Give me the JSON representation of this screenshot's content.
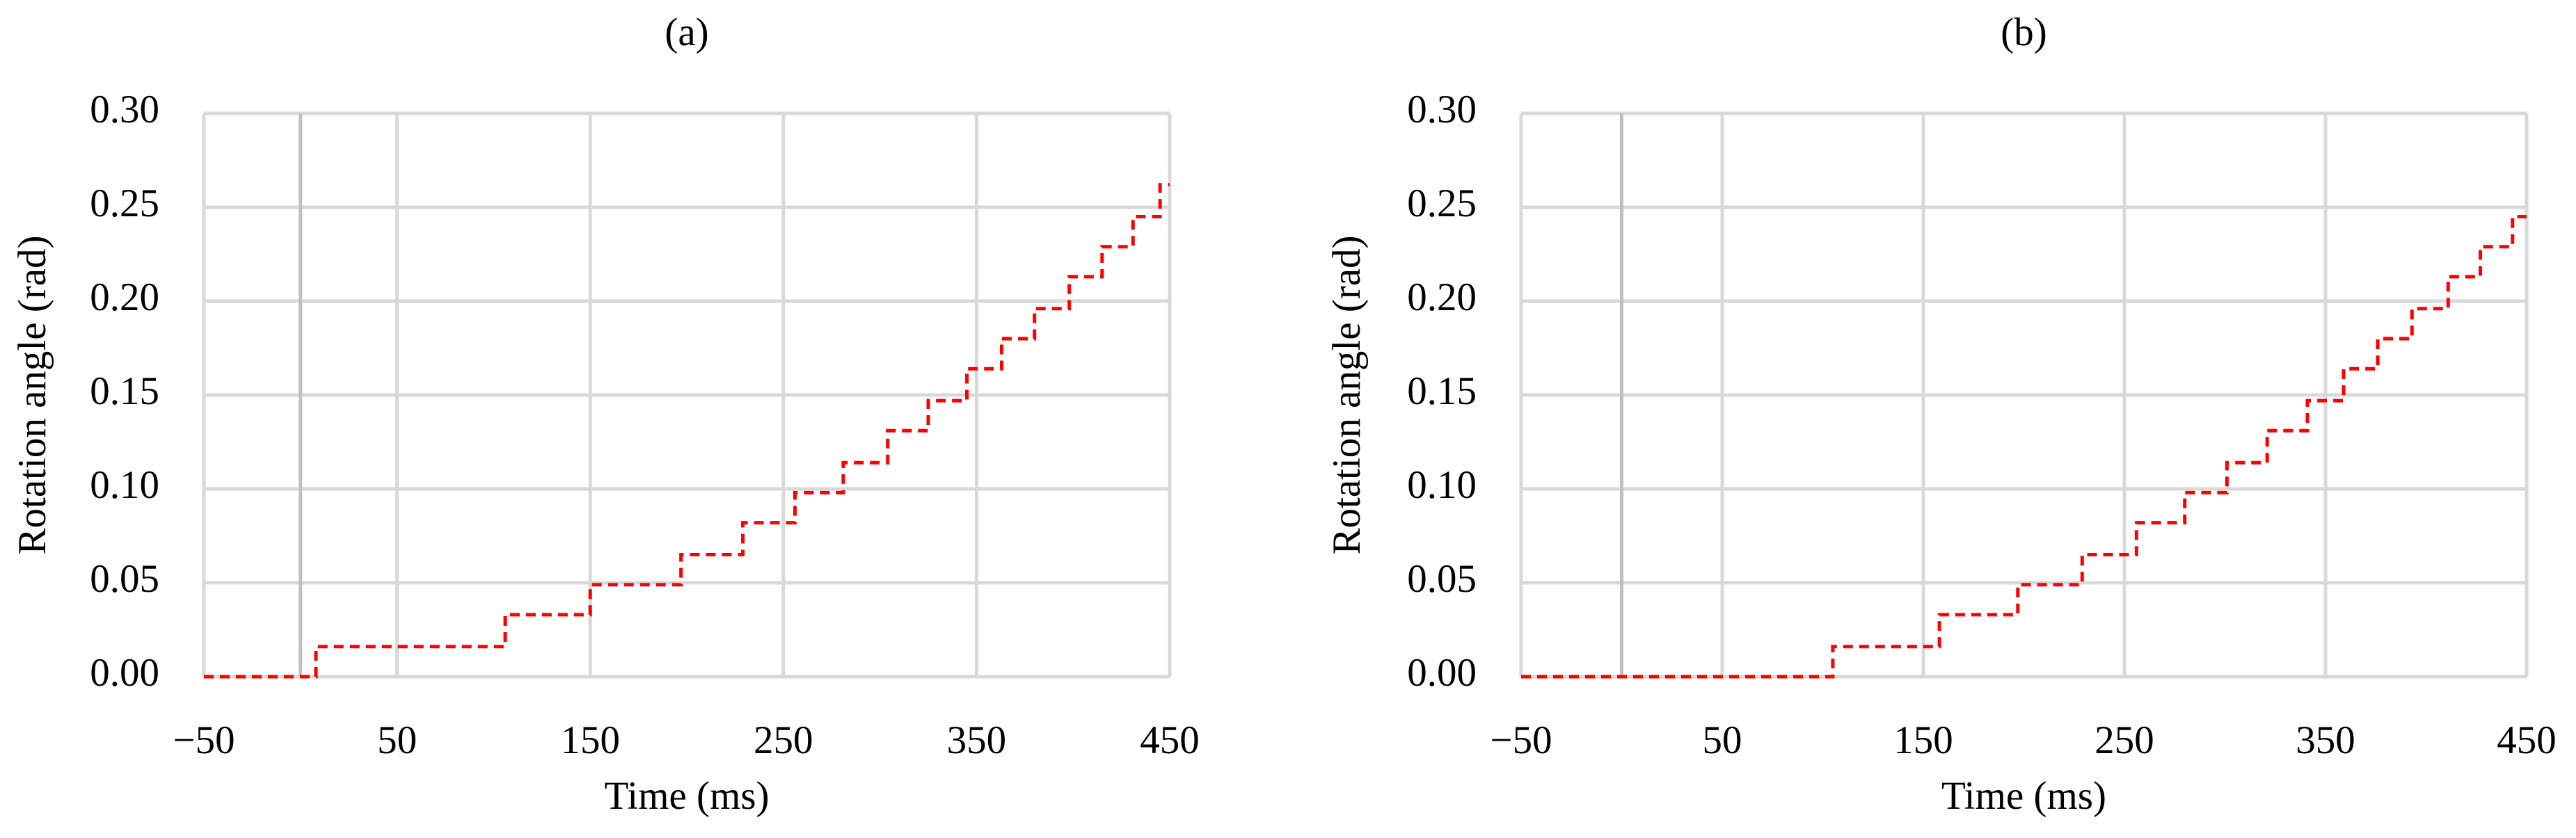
{
  "chart_data": [
    {
      "type": "line",
      "title": "(a)",
      "xlabel": "Time (ms)",
      "ylabel": "Rotation angle (rad)",
      "x": [
        -50,
        8,
        8,
        106,
        106,
        150,
        150,
        197,
        197,
        229,
        229,
        256,
        256,
        281,
        281,
        304,
        304,
        325,
        325,
        345,
        345,
        363,
        363,
        380,
        380,
        398,
        398,
        415,
        415,
        431,
        431,
        445,
        445,
        450
      ],
      "values": [
        0,
        0,
        0.016,
        0.016,
        0.033,
        0.033,
        0.049,
        0.049,
        0.065,
        0.065,
        0.082,
        0.082,
        0.098,
        0.098,
        0.114,
        0.114,
        0.131,
        0.131,
        0.147,
        0.147,
        0.164,
        0.164,
        0.18,
        0.18,
        0.196,
        0.196,
        0.213,
        0.213,
        0.229,
        0.229,
        0.245,
        0.245,
        0.262,
        0.262
      ],
      "color": "#ff0000",
      "dashed": true,
      "grid": true,
      "xlim": [
        -50,
        450
      ],
      "xticks": [
        {
          "value": -50,
          "label": "−50"
        },
        50,
        150,
        250,
        350,
        450
      ],
      "ylim": [
        0,
        0.3
      ],
      "yticks": [
        {
          "value": 0,
          "label": "0.00"
        },
        {
          "value": 0.05,
          "label": "0.05"
        },
        {
          "value": 0.1,
          "label": "0.10"
        },
        {
          "value": 0.15,
          "label": "0.15"
        },
        {
          "value": 0.2,
          "label": "0.20"
        },
        {
          "value": 0.25,
          "label": "0.25"
        },
        {
          "value": 0.3,
          "label": "0.30"
        }
      ]
    },
    {
      "type": "line",
      "title": "(b)",
      "xlabel": "Time (ms)",
      "ylabel": "Rotation angle (rad)",
      "x": [
        -50,
        105,
        105,
        158,
        158,
        197,
        197,
        229,
        229,
        256,
        256,
        280,
        280,
        301,
        301,
        321,
        321,
        341,
        341,
        359,
        359,
        376,
        376,
        393,
        393,
        411,
        411,
        427,
        427,
        443,
        443,
        450
      ],
      "values": [
        0,
        0,
        0.016,
        0.016,
        0.033,
        0.033,
        0.049,
        0.049,
        0.065,
        0.065,
        0.082,
        0.082,
        0.098,
        0.098,
        0.114,
        0.114,
        0.131,
        0.131,
        0.147,
        0.147,
        0.164,
        0.164,
        0.18,
        0.18,
        0.196,
        0.196,
        0.213,
        0.213,
        0.229,
        0.229,
        0.245,
        0.245
      ],
      "color": "#ff0000",
      "dashed": true,
      "grid": true,
      "xlim": [
        -50,
        450
      ],
      "xticks": [
        {
          "value": -50,
          "label": "−50"
        },
        50,
        150,
        250,
        350,
        450
      ],
      "ylim": [
        0,
        0.3
      ],
      "yticks": [
        {
          "value": 0,
          "label": "0.00"
        },
        {
          "value": 0.05,
          "label": "0.05"
        },
        {
          "value": 0.1,
          "label": "0.10"
        },
        {
          "value": 0.15,
          "label": "0.15"
        },
        {
          "value": 0.2,
          "label": "0.20"
        },
        {
          "value": 0.25,
          "label": "0.25"
        },
        {
          "value": 0.3,
          "label": "0.30"
        }
      ]
    }
  ]
}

EXERCISE BRIEF:
Repeat the data in full and exactly. Omit pictures.

WRITTEN RESPONSE:
Give me the JSON representation of this screenshot's content.
{
  "chart_data": [
    {
      "type": "line",
      "title": "(a)",
      "xlabel": "Time (ms)",
      "ylabel": "Rotation angle (rad)",
      "x": [
        -50,
        8,
        8,
        106,
        106,
        150,
        150,
        197,
        197,
        229,
        229,
        256,
        256,
        281,
        281,
        304,
        304,
        325,
        325,
        345,
        345,
        363,
        363,
        380,
        380,
        398,
        398,
        415,
        415,
        431,
        431,
        445,
        445,
        450
      ],
      "values": [
        0,
        0,
        0.016,
        0.016,
        0.033,
        0.033,
        0.049,
        0.049,
        0.065,
        0.065,
        0.082,
        0.082,
        0.098,
        0.098,
        0.114,
        0.114,
        0.131,
        0.131,
        0.147,
        0.147,
        0.164,
        0.164,
        0.18,
        0.18,
        0.196,
        0.196,
        0.213,
        0.213,
        0.229,
        0.229,
        0.245,
        0.245,
        0.262,
        0.262
      ],
      "color": "#ff0000",
      "dashed": true,
      "grid": true,
      "xlim": [
        -50,
        450
      ],
      "xticks": [
        {
          "value": -50,
          "label": "−50"
        },
        50,
        150,
        250,
        350,
        450
      ],
      "ylim": [
        0,
        0.3
      ],
      "yticks": [
        {
          "value": 0,
          "label": "0.00"
        },
        {
          "value": 0.05,
          "label": "0.05"
        },
        {
          "value": 0.1,
          "label": "0.10"
        },
        {
          "value": 0.15,
          "label": "0.15"
        },
        {
          "value": 0.2,
          "label": "0.20"
        },
        {
          "value": 0.25,
          "label": "0.25"
        },
        {
          "value": 0.3,
          "label": "0.30"
        }
      ]
    },
    {
      "type": "line",
      "title": "(b)",
      "xlabel": "Time (ms)",
      "ylabel": "Rotation angle (rad)",
      "x": [
        -50,
        105,
        105,
        158,
        158,
        197,
        197,
        229,
        229,
        256,
        256,
        280,
        280,
        301,
        301,
        321,
        321,
        341,
        341,
        359,
        359,
        376,
        376,
        393,
        393,
        411,
        411,
        427,
        427,
        443,
        443,
        450
      ],
      "values": [
        0,
        0,
        0.016,
        0.016,
        0.033,
        0.033,
        0.049,
        0.049,
        0.065,
        0.065,
        0.082,
        0.082,
        0.098,
        0.098,
        0.114,
        0.114,
        0.131,
        0.131,
        0.147,
        0.147,
        0.164,
        0.164,
        0.18,
        0.18,
        0.196,
        0.196,
        0.213,
        0.213,
        0.229,
        0.229,
        0.245,
        0.245
      ],
      "color": "#ff0000",
      "dashed": true,
      "grid": true,
      "xlim": [
        -50,
        450
      ],
      "xticks": [
        {
          "value": -50,
          "label": "−50"
        },
        50,
        150,
        250,
        350,
        450
      ],
      "ylim": [
        0,
        0.3
      ],
      "yticks": [
        {
          "value": 0,
          "label": "0.00"
        },
        {
          "value": 0.05,
          "label": "0.05"
        },
        {
          "value": 0.1,
          "label": "0.10"
        },
        {
          "value": 0.15,
          "label": "0.15"
        },
        {
          "value": 0.2,
          "label": "0.20"
        },
        {
          "value": 0.25,
          "label": "0.25"
        },
        {
          "value": 0.3,
          "label": "0.30"
        }
      ]
    }
  ]
}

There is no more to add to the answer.